====== THE RECORDS ======

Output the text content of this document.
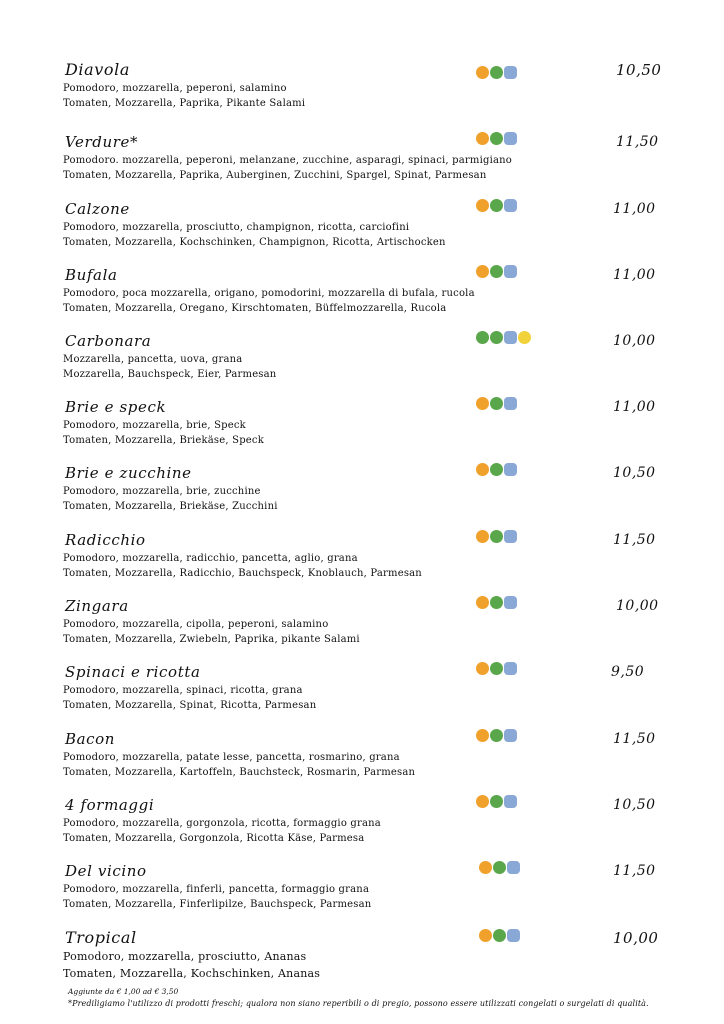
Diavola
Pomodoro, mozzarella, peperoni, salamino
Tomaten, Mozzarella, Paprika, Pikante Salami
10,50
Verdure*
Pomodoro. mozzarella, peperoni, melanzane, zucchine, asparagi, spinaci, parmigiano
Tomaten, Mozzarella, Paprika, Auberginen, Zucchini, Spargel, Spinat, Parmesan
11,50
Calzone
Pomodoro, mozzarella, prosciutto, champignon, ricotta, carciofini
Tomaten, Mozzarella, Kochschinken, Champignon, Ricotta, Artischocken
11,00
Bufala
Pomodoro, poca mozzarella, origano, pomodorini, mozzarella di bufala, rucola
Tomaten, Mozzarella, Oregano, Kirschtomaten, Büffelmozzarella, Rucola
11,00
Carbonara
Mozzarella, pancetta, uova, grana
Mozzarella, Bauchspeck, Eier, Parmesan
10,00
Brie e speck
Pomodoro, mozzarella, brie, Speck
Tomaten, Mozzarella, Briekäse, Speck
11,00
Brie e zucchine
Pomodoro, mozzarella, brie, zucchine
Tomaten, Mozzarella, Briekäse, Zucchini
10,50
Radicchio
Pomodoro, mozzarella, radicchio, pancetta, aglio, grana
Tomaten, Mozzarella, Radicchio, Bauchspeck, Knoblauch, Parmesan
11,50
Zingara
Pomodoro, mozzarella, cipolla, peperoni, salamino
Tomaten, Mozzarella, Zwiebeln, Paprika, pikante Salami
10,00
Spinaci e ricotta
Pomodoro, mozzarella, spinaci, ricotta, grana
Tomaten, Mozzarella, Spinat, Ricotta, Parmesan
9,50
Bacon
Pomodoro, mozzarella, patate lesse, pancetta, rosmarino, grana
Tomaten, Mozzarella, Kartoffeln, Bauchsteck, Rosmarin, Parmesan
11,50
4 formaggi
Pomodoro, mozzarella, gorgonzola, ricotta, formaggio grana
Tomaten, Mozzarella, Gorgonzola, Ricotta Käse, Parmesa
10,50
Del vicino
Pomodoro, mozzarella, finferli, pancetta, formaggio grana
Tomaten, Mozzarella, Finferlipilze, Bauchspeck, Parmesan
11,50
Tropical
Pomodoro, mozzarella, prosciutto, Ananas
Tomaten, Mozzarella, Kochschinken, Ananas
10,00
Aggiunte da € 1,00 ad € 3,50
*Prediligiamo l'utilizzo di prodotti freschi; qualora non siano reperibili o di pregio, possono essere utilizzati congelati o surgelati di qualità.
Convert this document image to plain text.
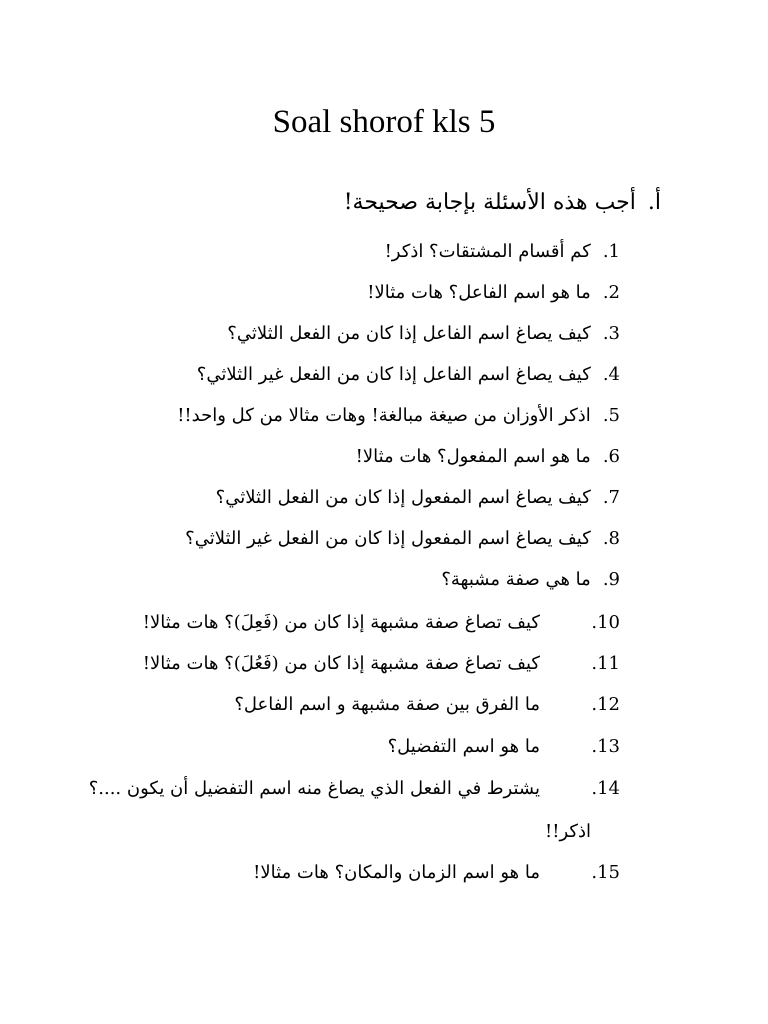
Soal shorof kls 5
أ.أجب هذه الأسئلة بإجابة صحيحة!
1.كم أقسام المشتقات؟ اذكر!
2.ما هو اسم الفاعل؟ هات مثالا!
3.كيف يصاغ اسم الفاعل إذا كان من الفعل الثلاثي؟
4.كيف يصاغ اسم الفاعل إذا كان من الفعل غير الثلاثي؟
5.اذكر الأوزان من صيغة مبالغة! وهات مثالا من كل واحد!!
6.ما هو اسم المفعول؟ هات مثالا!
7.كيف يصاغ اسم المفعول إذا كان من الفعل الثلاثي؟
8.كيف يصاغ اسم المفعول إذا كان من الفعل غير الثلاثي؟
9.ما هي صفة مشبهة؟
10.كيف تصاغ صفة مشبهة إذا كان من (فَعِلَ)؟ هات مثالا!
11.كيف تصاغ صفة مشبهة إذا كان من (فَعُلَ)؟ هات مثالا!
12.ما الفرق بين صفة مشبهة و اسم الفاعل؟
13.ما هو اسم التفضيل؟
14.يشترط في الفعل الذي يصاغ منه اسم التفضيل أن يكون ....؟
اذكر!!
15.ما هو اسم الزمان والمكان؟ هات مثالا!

======

• _TO BE DONE_
Leave out every picture and write out exactly the lines running from the line containing "Convert this document image to plain text." to the end of the listing above.

• _TASK SOLUTION_
Convert this document image to plain text.
Soal shorof kls 5
أ.أجب هذه الأسئلة بإجابة صحيحة!
1.كم أقسام المشتقات؟ اذكر!
2.ما هو اسم الفاعل؟ هات مثالا!
3.كيف يصاغ اسم الفاعل إذا كان من الفعل الثلاثي؟
4.كيف يصاغ اسم الفاعل إذا كان من الفعل غير الثلاثي؟
5.اذكر الأوزان من صيغة مبالغة! وهات مثالا من كل واحد!!
6.ما هو اسم المفعول؟ هات مثالا!
7.كيف يصاغ اسم المفعول إذا كان من الفعل الثلاثي؟
8.كيف يصاغ اسم المفعول إذا كان من الفعل غير الثلاثي؟
9.ما هي صفة مشبهة؟
10.كيف تصاغ صفة مشبهة إذا كان من (فَعِلَ)؟ هات مثالا!
11.كيف تصاغ صفة مشبهة إذا كان من (فَعُلَ)؟ هات مثالا!
12.ما الفرق بين صفة مشبهة و اسم الفاعل؟
13.ما هو اسم التفضيل؟
14.يشترط في الفعل الذي يصاغ منه اسم التفضيل أن يكون ....؟
اذكر!!
15.ما هو اسم الزمان والمكان؟ هات مثالا!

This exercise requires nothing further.